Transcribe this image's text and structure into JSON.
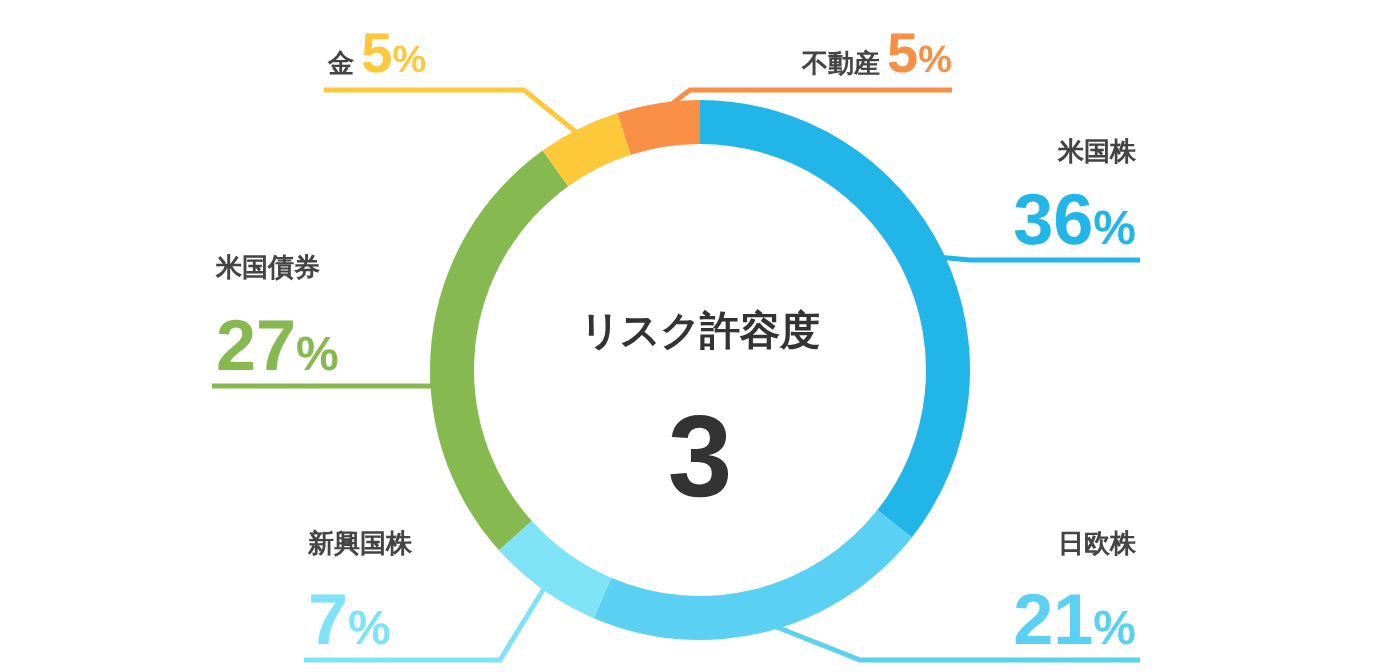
{
  "chart_data": {
    "type": "donut",
    "title": "リスク許容度",
    "annotations": [
      "3"
    ],
    "categories": [
      "米国株",
      "日欧株",
      "新興国株",
      "米国債券",
      "金",
      "不動産"
    ],
    "values": [
      36,
      21,
      7,
      27,
      5,
      5
    ],
    "colors": [
      "#22b5e8",
      "#5ad0f2",
      "#7fe3f8",
      "#86b94f",
      "#fdc83a",
      "#f98f45"
    ],
    "value_labels": [
      "36%",
      "21%",
      "7%",
      "27%",
      "5%",
      "5%"
    ]
  }
}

____________

> **SET EXERCISE**: Your task is to set down the records shown above exactly, minus any pictures.

> **WRITTEN ANSWER**:
Transcribe this image's text and structure into JSON.
{
  "chart_data": {
    "type": "donut",
    "title": "リスク許容度",
    "annotations": [
      "3"
    ],
    "categories": [
      "米国株",
      "日欧株",
      "新興国株",
      "米国債券",
      "金",
      "不動産"
    ],
    "values": [
      36,
      21,
      7,
      27,
      5,
      5
    ],
    "colors": [
      "#22b5e8",
      "#5ad0f2",
      "#7fe3f8",
      "#86b94f",
      "#fdc83a",
      "#f98f45"
    ],
    "value_labels": [
      "36%",
      "21%",
      "7%",
      "27%",
      "5%",
      "5%"
    ]
  }
}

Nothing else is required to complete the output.